_Required work_.
Write the data below out exactly as it stands. Do not include the pictures.

[Collected data]
########################################

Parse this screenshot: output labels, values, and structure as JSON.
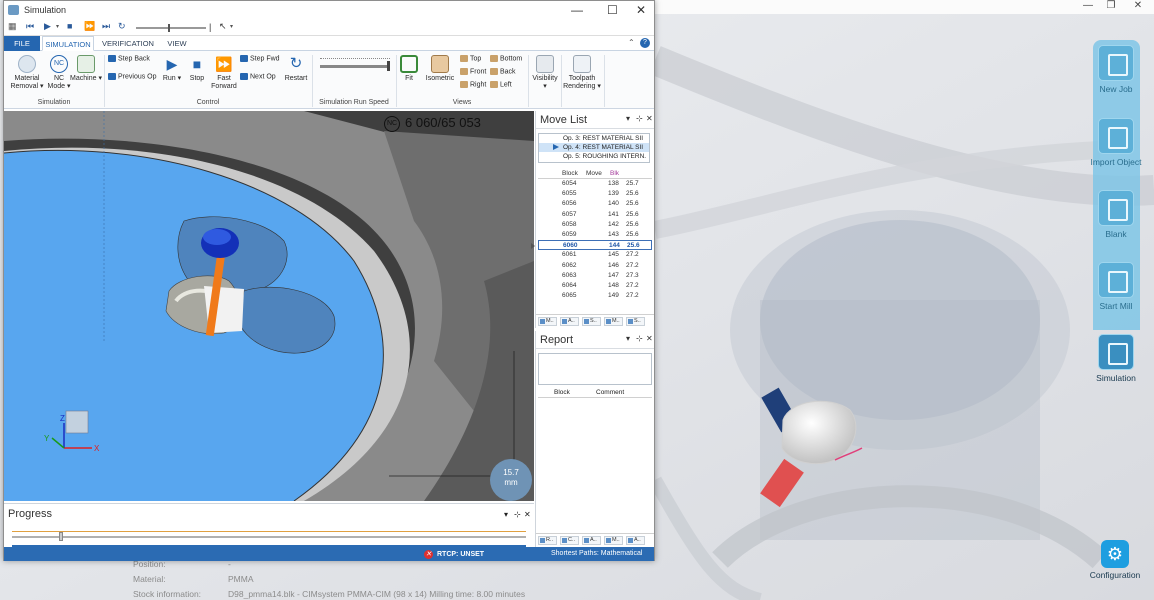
{
  "window": {
    "title": "Simulation",
    "tabs": [
      "FILE",
      "SIMULATION",
      "VERIFICATION",
      "VIEW"
    ],
    "active_tab": "SIMULATION"
  },
  "ribbon": {
    "simulation": {
      "material_removal": "Material Removal",
      "nc_mode": "NC Mode",
      "machine": "Machine",
      "group": "Simulation"
    },
    "control": {
      "step_back": "Step Back",
      "previous_op": "Previous Op",
      "run": "Run",
      "stop": "Stop",
      "fast_forward": "Fast Forward",
      "step_fwd": "Step Fwd",
      "next_op": "Next Op",
      "restart": "Restart",
      "group": "Control"
    },
    "speed": {
      "group": "Simulation Run Speed"
    },
    "views": {
      "fit": "Fit",
      "isometric": "Isometric",
      "top": "Top",
      "front": "Front",
      "right": "Right",
      "bottom": "Bottom",
      "back": "Back",
      "left": "Left",
      "group": "Views"
    },
    "visibility": "Visibility",
    "toolpath_rendering": "Toolpath Rendering"
  },
  "viewport": {
    "nc_readout": "6 060/65 053",
    "scale_value": "15.7",
    "scale_unit": "mm"
  },
  "move_list": {
    "title": "Move List",
    "ops": [
      {
        "label": "Op. 3: REST MATERIAL SII",
        "selected": false
      },
      {
        "label": "Op. 4: REST MATERIAL SII",
        "selected": true
      },
      {
        "label": "Op. 5: ROUGHING INTERN.",
        "selected": false
      }
    ],
    "columns": [
      "Block",
      "Move",
      "Blk"
    ],
    "rows": [
      {
        "block": "6054",
        "move": "138",
        "blk": "25.7",
        "current": false
      },
      {
        "block": "6055",
        "move": "139",
        "blk": "25.6",
        "current": false
      },
      {
        "block": "6056",
        "move": "140",
        "blk": "25.6",
        "current": false
      },
      {
        "block": "6057",
        "move": "141",
        "blk": "25.6",
        "current": false
      },
      {
        "block": "6058",
        "move": "142",
        "blk": "25.6",
        "current": false
      },
      {
        "block": "6059",
        "move": "143",
        "blk": "25.6",
        "current": false
      },
      {
        "block": "6060",
        "move": "144",
        "blk": "25.6",
        "current": true
      },
      {
        "block": "6061",
        "move": "145",
        "blk": "27.2",
        "current": false
      },
      {
        "block": "6062",
        "move": "146",
        "blk": "27.2",
        "current": false
      },
      {
        "block": "6063",
        "move": "147",
        "blk": "27.3",
        "current": false
      },
      {
        "block": "6064",
        "move": "148",
        "blk": "27.2",
        "current": false
      },
      {
        "block": "6065",
        "move": "149",
        "blk": "27.2",
        "current": false
      }
    ],
    "tabs": [
      "M..",
      "A..",
      "S..",
      "M..",
      "S.."
    ]
  },
  "report": {
    "title": "Report",
    "columns": [
      "Block",
      "Comment"
    ],
    "tabs": [
      "R..",
      "C..",
      "A..",
      "M..",
      "A.."
    ]
  },
  "progress": {
    "title": "Progress"
  },
  "status": {
    "rtcp": "RTCP: UNSET",
    "shortest_paths": "Shortest Paths: Mathematical"
  },
  "app": {
    "side_buttons": [
      "New Job",
      "Import Object",
      "Blank",
      "Start Mill",
      "Simulation"
    ],
    "configuration": "Configuration",
    "info": [
      {
        "label": "Position:",
        "value": "-"
      },
      {
        "label": "Material:",
        "value": "PMMA"
      },
      {
        "label": "Stock information:",
        "value": "D98_pmma14.blk - CIMsystem PMMA-CIM (98 x 14) Milling time: 8.00 minutes"
      }
    ]
  }
}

########################################

_Exercise result_.
Parse this screenshot: output labels, values, and structure as JSON.
{
  "window": {
    "title": "Simulation",
    "tabs": [
      "FILE",
      "SIMULATION",
      "VERIFICATION",
      "VIEW"
    ],
    "active_tab": "SIMULATION"
  },
  "ribbon": {
    "simulation": {
      "material_removal": "Material Removal",
      "nc_mode": "NC Mode",
      "machine": "Machine",
      "group": "Simulation"
    },
    "control": {
      "step_back": "Step Back",
      "previous_op": "Previous Op",
      "run": "Run",
      "stop": "Stop",
      "fast_forward": "Fast Forward",
      "step_fwd": "Step Fwd",
      "next_op": "Next Op",
      "restart": "Restart",
      "group": "Control"
    },
    "speed": {
      "group": "Simulation Run Speed"
    },
    "views": {
      "fit": "Fit",
      "isometric": "Isometric",
      "top": "Top",
      "front": "Front",
      "right": "Right",
      "bottom": "Bottom",
      "back": "Back",
      "left": "Left",
      "group": "Views"
    },
    "visibility": "Visibility",
    "toolpath_rendering": "Toolpath Rendering"
  },
  "viewport": {
    "nc_readout": "6 060/65 053",
    "scale_value": "15.7",
    "scale_unit": "mm"
  },
  "move_list": {
    "title": "Move List",
    "ops": [
      {
        "label": "Op. 3: REST MATERIAL SII",
        "selected": false
      },
      {
        "label": "Op. 4: REST MATERIAL SII",
        "selected": true
      },
      {
        "label": "Op. 5: ROUGHING INTERN.",
        "selected": false
      }
    ],
    "columns": [
      "Block",
      "Move",
      "Blk"
    ],
    "rows": [
      {
        "block": "6054",
        "move": "138",
        "blk": "25.7",
        "current": false
      },
      {
        "block": "6055",
        "move": "139",
        "blk": "25.6",
        "current": false
      },
      {
        "block": "6056",
        "move": "140",
        "blk": "25.6",
        "current": false
      },
      {
        "block": "6057",
        "move": "141",
        "blk": "25.6",
        "current": false
      },
      {
        "block": "6058",
        "move": "142",
        "blk": "25.6",
        "current": false
      },
      {
        "block": "6059",
        "move": "143",
        "blk": "25.6",
        "current": false
      },
      {
        "block": "6060",
        "move": "144",
        "blk": "25.6",
        "current": true
      },
      {
        "block": "6061",
        "move": "145",
        "blk": "27.2",
        "current": false
      },
      {
        "block": "6062",
        "move": "146",
        "blk": "27.2",
        "current": false
      },
      {
        "block": "6063",
        "move": "147",
        "blk": "27.3",
        "current": false
      },
      {
        "block": "6064",
        "move": "148",
        "blk": "27.2",
        "current": false
      },
      {
        "block": "6065",
        "move": "149",
        "blk": "27.2",
        "current": false
      }
    ],
    "tabs": [
      "M..",
      "A..",
      "S..",
      "M..",
      "S.."
    ]
  },
  "report": {
    "title": "Report",
    "columns": [
      "Block",
      "Comment"
    ],
    "tabs": [
      "R..",
      "C..",
      "A..",
      "M..",
      "A.."
    ]
  },
  "progress": {
    "title": "Progress"
  },
  "status": {
    "rtcp": "RTCP: UNSET",
    "shortest_paths": "Shortest Paths: Mathematical"
  },
  "app": {
    "side_buttons": [
      "New Job",
      "Import Object",
      "Blank",
      "Start Mill",
      "Simulation"
    ],
    "configuration": "Configuration",
    "info": [
      {
        "label": "Position:",
        "value": "-"
      },
      {
        "label": "Material:",
        "value": "PMMA"
      },
      {
        "label": "Stock information:",
        "value": "D98_pmma14.blk - CIMsystem PMMA-CIM (98 x 14) Milling time: 8.00 minutes"
      }
    ]
  }
}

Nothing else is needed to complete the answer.